Stored items:
####################

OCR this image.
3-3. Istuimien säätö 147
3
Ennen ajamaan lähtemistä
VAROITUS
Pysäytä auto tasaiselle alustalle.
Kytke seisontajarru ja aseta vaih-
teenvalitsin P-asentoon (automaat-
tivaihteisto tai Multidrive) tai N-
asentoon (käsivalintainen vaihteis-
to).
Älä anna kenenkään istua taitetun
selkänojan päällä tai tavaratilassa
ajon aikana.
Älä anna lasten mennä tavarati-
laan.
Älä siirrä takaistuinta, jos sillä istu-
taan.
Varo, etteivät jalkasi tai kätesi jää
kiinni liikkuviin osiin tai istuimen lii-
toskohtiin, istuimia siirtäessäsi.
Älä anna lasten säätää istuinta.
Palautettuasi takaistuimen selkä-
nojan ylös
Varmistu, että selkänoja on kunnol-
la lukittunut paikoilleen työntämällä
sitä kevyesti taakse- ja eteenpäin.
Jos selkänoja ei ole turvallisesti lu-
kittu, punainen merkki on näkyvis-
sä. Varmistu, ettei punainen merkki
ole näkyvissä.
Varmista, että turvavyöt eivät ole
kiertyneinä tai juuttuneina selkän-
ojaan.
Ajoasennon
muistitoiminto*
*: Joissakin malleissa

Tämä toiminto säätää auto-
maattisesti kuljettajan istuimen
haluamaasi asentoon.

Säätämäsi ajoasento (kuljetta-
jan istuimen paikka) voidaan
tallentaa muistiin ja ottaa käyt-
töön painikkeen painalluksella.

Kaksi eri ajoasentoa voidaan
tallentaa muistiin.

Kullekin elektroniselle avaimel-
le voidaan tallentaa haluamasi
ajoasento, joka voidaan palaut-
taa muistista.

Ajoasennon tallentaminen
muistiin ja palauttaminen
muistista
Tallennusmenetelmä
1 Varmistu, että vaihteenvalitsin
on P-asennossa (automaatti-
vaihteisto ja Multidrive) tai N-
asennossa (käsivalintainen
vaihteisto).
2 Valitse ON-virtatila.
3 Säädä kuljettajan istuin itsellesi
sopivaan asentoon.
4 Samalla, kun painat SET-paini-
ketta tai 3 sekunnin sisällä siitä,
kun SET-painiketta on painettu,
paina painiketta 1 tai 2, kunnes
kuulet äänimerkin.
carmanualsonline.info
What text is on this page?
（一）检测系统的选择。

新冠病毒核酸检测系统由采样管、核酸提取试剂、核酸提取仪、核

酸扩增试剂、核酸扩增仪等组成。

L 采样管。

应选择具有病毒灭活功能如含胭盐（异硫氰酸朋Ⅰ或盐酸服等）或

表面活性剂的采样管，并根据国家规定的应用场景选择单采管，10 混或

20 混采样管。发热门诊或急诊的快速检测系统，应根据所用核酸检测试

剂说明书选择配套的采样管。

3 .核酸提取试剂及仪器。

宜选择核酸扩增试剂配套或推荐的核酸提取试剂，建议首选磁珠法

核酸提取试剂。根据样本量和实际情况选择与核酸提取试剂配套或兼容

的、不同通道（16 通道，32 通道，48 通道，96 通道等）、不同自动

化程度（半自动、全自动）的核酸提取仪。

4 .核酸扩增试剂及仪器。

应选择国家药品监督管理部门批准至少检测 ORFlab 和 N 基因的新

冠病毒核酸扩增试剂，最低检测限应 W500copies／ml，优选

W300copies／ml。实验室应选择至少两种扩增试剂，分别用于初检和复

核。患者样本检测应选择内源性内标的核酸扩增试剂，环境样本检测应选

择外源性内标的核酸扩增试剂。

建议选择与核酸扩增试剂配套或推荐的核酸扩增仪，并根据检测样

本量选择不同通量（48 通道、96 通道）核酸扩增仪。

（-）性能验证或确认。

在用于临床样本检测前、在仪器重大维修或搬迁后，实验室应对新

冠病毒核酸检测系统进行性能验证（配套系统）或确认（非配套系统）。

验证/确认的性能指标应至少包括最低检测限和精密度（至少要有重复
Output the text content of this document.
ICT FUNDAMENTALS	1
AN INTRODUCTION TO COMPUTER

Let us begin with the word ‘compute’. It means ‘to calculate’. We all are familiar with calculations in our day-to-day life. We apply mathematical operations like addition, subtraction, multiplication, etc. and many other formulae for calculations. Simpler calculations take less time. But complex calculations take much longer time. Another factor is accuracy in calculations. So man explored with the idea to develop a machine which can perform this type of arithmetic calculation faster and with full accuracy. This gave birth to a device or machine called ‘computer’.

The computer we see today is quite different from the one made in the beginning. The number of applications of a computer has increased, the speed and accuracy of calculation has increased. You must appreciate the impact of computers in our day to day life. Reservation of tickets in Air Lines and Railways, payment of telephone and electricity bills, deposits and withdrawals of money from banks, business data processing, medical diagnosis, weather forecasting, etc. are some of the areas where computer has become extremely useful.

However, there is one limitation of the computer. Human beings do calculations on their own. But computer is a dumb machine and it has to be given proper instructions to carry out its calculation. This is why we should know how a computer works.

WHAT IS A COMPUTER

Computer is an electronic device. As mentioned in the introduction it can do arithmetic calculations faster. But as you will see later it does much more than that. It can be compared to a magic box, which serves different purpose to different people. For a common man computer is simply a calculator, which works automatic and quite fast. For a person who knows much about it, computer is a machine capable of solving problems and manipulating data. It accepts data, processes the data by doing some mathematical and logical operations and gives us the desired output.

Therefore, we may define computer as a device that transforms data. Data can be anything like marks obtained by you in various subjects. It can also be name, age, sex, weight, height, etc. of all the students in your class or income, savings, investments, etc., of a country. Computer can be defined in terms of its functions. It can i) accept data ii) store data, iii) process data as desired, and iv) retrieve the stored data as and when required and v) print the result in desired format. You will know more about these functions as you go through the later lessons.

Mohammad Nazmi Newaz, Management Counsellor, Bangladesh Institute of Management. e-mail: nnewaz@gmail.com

####################

TASK DESCRIPTION:
In the lines above, locate the string "tallentaa". Copy every line where it occurs.

SOLUTION TO THE EXERCISE:
tallentaa muistiin ja ottaa käyt-
tallentaa muistiin.
le voidaan tallentaa haluamasi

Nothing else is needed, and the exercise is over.